• **REQUIREMENTS**
Your task is to repeat the entries underneath exactly, minus the pictures.

Stored records
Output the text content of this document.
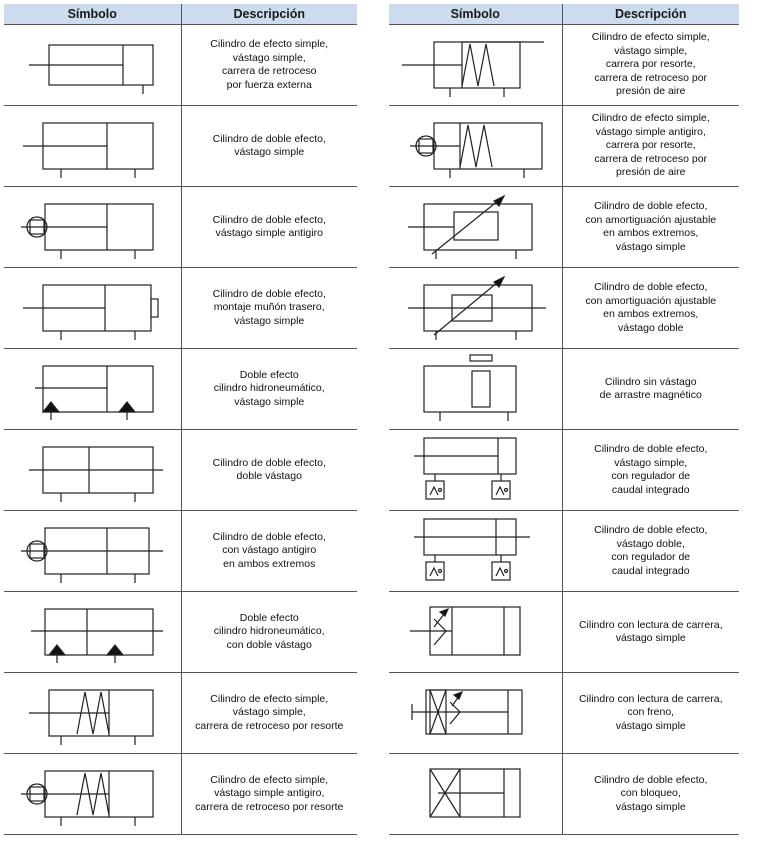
Símbolo	Descripción

	Cilindro de efecto simple,
vástago simple,
carrera de retroceso
por fuerza externa

	Cilindro de doble efecto,
vástago simple

	Cilindro de doble efecto,
vástago simple antigiro

	Cilindro de doble efecto,
montaje muñón trasero,
vástago simple

	Doble efecto
cilindro hidroneumático,
vástago simple

	Cilindro de doble efecto,
doble vástago

	Cilindro de doble efecto,
con vástago antigiro
en ambos extremos

	Doble efecto
cilindro hidroneumático,
con doble vástago

	Cilindro de efecto simple,
vástago simple,
carrera de retroceso por resorte

	Cilindro de efecto simple,
vástago simple antigiro,
carrera de retroceso por resorte
Símbolo	Descripción

	Cilindro de efecto simple,
vástago simple,
carrera por resorte,
carrera de retroceso por
presión de aire

	Cilindro de efecto simple,
vástago simple antigiro,
carrera por resorte,
carrera de retroceso por
presión de aire

	Cilindro de doble efecto,
con amortiguación ajustable
en ambos extremos,
vástago simple

	Cilindro de doble efecto,
con amortiguación ajustable
en ambos extremos,
vástago doble

	Cilindro sin vástago
de arrastre magnético

	Cilindro de doble efecto,
vástago simple,
con regulador de
caudal integrado

	Cilindro de doble efecto,
vástago doble,
con regulador de
caudal integrado

	Cilindro con lectura de carrera,
vástago simple

	Cilindro con lectura de carrera,
con freno,
vástago simple

	Cilindro de doble efecto,
con bloqueo,
vástago simple
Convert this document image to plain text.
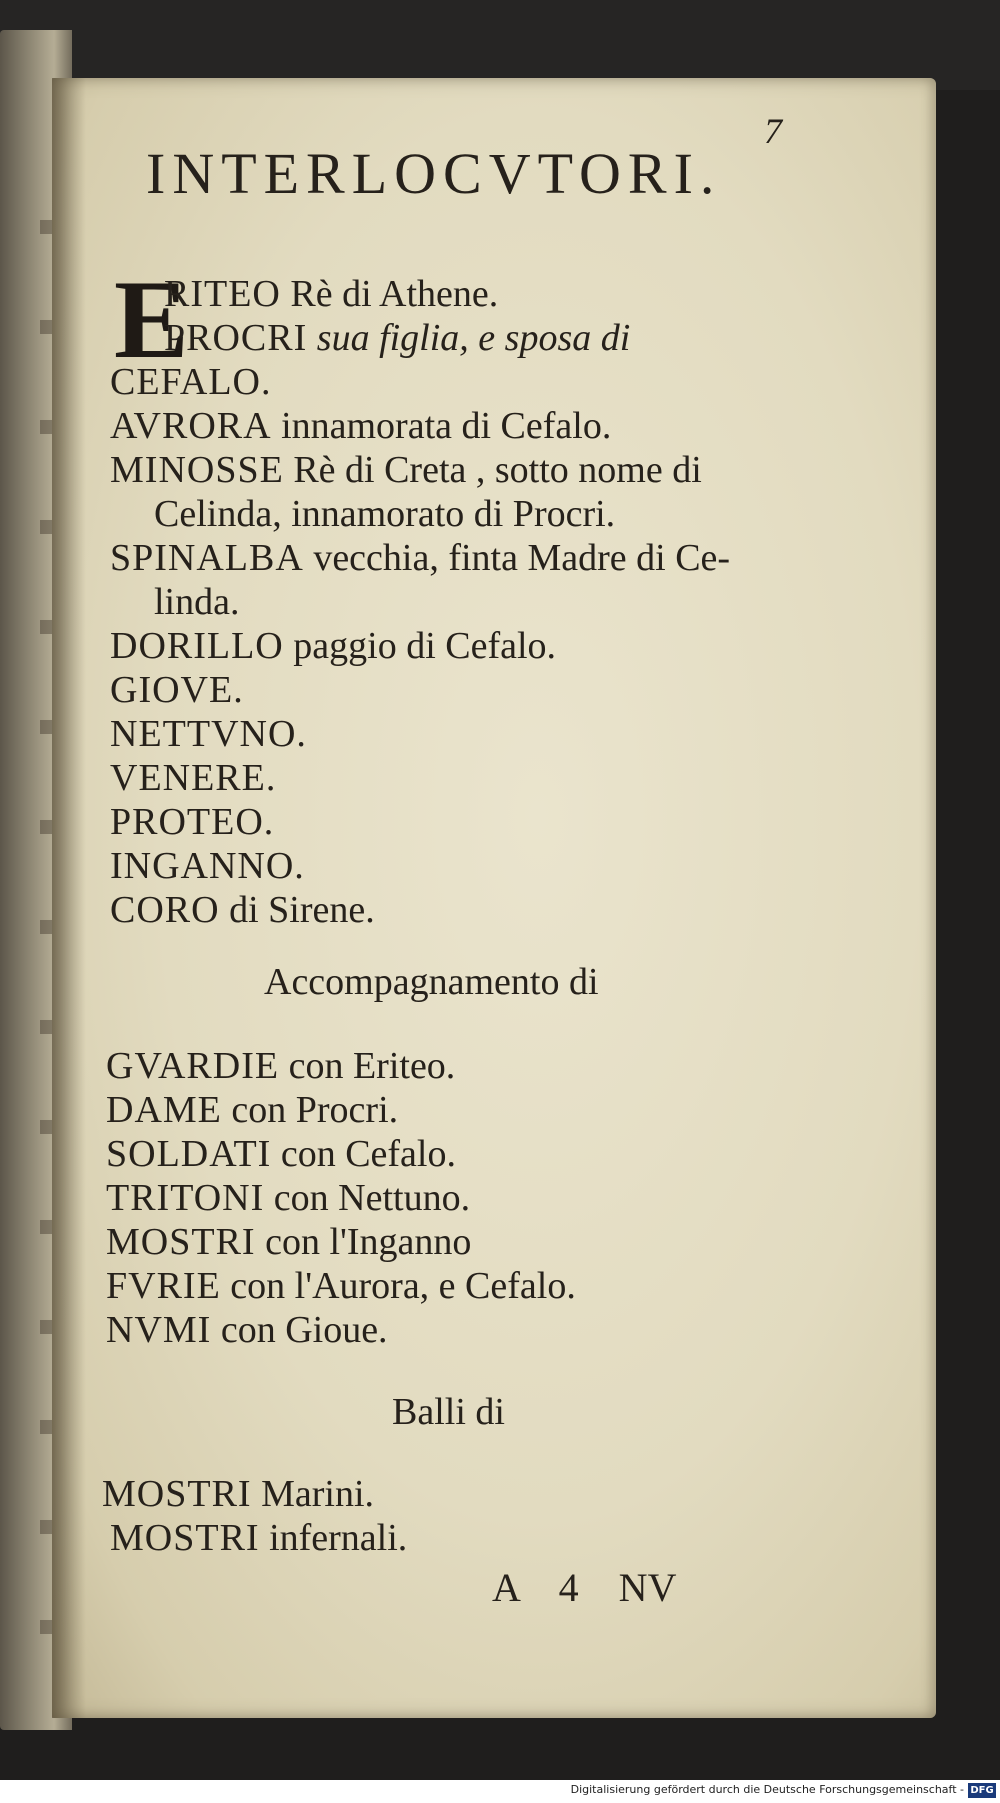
7
INTERLOCVTORI.
E
RITEO Rè di Athene.
PROCRI sua figlia, e sposa di
CEFALO.
AVRORA innamorata di Cefalo.
MINOSSE Rè di Creta , sotto nome di
Celinda, innamorato di Procri.
SPINALBA vecchia, finta Madre di Ce-
linda.
DORILLO paggio di Cefalo.
GIOVE.
NETTVNO.
VENERE.
PROTEO.
INGANNO.
CORO di Sirene.
Accompagnamento di
GVARDIE con Eriteo.
DAME con Procri.
SOLDATI con Cefalo.
TRITONI con Nettuno.
MOSTRI con l'Inganno
FVRIE con l'Aurora, e Cefalo.
NVMI con Gioue.
Balli di
MOSTRI Marini.
MOSTRI infernali.
A 4 NV
Digitalisierung gefördert durch die Deutsche Forschungsgemeinschaft - DFG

• **OUTPUT**
Output the text content of this document.
Símbolo	Descripción

	Cilindro de efecto simple,
vástago simple,
carrera de retroceso
por fuerza externa

	Cilindro de doble efecto,
vástago simple

	Cilindro de doble efecto,
vástago simple antigiro

	Cilindro de doble efecto,
montaje muñón trasero,
vástago simple

	Doble efecto
cilindro hidroneumático,
vástago simple

	Cilindro de doble efecto,
doble vástago

	Cilindro de doble efecto,
con vástago antigiro
en ambos extremos

	Doble efecto
cilindro hidroneumático,
con doble vástago

	Cilindro de efecto simple,
vástago simple,
carrera de retroceso por resorte

	Cilindro de efecto simple,
vástago simple antigiro,
carrera de retroceso por resorte
Símbolo	Descripción

	Cilindro de efecto simple,
vástago simple,
carrera por resorte,
carrera de retroceso por
presión de aire

	Cilindro de efecto simple,
vástago simple antigiro,
carrera por resorte,
carrera de retroceso por
presión de aire

	Cilindro de doble efecto,
con amortiguación ajustable
en ambos extremos,
vástago simple

	Cilindro de doble efecto,
con amortiguación ajustable
en ambos extremos,
vástago doble

	Cilindro sin vástago
de arrastre magnético

	Cilindro de doble efecto,
vástago simple,
con regulador de
caudal integrado

	Cilindro de doble efecto,
vástago doble,
con regulador de
caudal integrado

	Cilindro con lectura de carrera,
vástago simple

	Cilindro con lectura de carrera,
con freno,
vástago simple

	Cilindro de doble efecto,
con bloqueo,
vástago simple
Convert this document image to plain text.
7
INTERLOCVTORI.
E
RITEO Rè di Athene.
PROCRI sua figlia, e sposa di
CEFALO.
AVRORA innamorata di Cefalo.
MINOSSE Rè di Creta , sotto nome di
Celinda, innamorato di Procri.
SPINALBA vecchia, finta Madre di Ce-
linda.
DORILLO paggio di Cefalo.
GIOVE.
NETTVNO.
VENERE.
PROTEO.
INGANNO.
CORO di Sirene.
Accompagnamento di
GVARDIE con Eriteo.
DAME con Procri.
SOLDATI con Cefalo.
TRITONI con Nettuno.
MOSTRI con l'Inganno
FVRIE con l'Aurora, e Cefalo.
NVMI con Gioue.
Balli di
MOSTRI Marini.
MOSTRI infernali.
A 4 NV
Digitalisierung gefördert durch die Deutsche Forschungsgemeinschaft - DFG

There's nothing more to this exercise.